WHAT IS BEING ASKED: Search the listing for "platform" and copy every line where it appears.

DATA EXTRACT:
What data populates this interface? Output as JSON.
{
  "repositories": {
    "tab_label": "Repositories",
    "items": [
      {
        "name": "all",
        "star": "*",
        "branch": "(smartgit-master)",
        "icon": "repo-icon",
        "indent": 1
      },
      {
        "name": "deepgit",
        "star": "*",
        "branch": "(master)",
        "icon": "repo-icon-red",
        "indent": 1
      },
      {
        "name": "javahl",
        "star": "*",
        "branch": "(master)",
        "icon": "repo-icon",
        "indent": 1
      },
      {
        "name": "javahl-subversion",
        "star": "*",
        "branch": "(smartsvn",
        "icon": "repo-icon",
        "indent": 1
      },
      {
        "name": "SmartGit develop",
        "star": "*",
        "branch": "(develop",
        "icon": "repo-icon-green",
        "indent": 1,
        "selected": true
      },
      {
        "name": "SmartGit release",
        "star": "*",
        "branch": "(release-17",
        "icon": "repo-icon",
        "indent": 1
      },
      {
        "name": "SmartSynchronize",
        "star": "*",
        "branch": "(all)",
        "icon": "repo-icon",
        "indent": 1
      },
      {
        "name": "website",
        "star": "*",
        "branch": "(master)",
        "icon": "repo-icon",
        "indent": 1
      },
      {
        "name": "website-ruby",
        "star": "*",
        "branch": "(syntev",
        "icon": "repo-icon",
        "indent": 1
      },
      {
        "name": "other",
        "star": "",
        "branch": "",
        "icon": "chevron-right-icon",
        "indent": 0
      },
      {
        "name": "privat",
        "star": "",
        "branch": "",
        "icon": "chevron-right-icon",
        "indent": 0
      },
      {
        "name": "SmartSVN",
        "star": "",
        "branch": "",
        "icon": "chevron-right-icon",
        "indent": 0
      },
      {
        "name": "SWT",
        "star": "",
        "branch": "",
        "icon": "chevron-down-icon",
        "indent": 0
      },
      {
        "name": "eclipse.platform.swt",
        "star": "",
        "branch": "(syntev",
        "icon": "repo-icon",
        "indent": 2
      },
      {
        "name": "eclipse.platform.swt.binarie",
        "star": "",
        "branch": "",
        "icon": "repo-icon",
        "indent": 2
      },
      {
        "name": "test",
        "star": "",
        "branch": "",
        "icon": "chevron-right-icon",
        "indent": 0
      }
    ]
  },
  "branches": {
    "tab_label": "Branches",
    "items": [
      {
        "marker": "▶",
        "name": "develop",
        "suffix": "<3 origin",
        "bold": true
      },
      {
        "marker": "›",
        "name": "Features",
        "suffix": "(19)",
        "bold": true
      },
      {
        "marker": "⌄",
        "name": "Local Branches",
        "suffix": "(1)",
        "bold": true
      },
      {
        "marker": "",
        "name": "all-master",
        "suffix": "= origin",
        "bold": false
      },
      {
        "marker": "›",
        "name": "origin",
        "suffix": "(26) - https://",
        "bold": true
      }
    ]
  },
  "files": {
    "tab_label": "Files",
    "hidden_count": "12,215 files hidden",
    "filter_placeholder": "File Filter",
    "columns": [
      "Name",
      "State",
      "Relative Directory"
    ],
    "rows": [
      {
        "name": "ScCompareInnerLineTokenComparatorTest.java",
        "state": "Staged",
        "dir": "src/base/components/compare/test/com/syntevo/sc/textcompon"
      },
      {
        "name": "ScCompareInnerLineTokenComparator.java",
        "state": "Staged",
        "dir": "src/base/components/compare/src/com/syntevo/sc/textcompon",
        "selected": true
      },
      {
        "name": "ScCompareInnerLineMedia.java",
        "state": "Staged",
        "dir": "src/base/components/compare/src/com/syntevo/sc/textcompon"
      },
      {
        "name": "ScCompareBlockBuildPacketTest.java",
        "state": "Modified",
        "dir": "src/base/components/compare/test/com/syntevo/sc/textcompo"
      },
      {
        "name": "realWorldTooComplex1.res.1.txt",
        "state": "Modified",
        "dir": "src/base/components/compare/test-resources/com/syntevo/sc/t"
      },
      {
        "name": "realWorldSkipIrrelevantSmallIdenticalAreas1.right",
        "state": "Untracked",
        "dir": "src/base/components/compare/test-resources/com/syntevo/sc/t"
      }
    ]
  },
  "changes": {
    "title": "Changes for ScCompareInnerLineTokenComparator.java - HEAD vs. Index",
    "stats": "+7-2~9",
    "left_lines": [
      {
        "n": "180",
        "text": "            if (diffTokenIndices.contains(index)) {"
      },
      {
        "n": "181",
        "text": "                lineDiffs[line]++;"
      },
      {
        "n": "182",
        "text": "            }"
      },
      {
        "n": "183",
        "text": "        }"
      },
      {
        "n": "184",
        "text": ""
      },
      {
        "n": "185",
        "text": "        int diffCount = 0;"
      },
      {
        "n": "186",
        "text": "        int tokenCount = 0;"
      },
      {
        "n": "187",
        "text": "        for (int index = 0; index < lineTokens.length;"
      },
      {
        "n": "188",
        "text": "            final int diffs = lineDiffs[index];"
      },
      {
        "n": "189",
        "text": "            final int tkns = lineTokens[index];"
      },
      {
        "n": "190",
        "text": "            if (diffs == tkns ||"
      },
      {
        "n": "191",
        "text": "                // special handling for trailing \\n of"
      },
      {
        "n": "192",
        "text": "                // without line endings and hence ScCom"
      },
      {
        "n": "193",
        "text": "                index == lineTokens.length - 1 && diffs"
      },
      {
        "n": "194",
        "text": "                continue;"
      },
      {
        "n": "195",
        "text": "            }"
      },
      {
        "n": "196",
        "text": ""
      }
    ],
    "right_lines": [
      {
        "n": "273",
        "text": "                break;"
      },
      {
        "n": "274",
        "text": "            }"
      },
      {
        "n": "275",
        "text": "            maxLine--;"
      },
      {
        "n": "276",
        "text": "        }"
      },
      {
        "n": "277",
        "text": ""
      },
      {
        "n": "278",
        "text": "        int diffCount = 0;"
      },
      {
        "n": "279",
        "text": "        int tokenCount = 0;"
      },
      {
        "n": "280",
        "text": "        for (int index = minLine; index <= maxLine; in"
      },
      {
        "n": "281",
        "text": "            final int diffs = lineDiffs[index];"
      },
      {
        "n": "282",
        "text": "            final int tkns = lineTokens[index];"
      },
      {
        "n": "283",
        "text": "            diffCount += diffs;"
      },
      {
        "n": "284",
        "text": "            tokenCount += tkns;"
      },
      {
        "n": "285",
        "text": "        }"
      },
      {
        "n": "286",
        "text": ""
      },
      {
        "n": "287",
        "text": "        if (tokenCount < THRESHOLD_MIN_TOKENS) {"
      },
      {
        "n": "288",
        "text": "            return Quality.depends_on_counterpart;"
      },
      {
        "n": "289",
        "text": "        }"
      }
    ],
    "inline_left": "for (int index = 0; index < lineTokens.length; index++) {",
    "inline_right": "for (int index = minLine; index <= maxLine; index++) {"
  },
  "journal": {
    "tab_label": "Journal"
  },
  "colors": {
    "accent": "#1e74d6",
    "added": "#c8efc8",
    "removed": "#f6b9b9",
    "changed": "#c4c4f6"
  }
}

REPLY:
        "name": "eclipse.platform.swt",
        "name": "eclipse.platform.swt.binarie",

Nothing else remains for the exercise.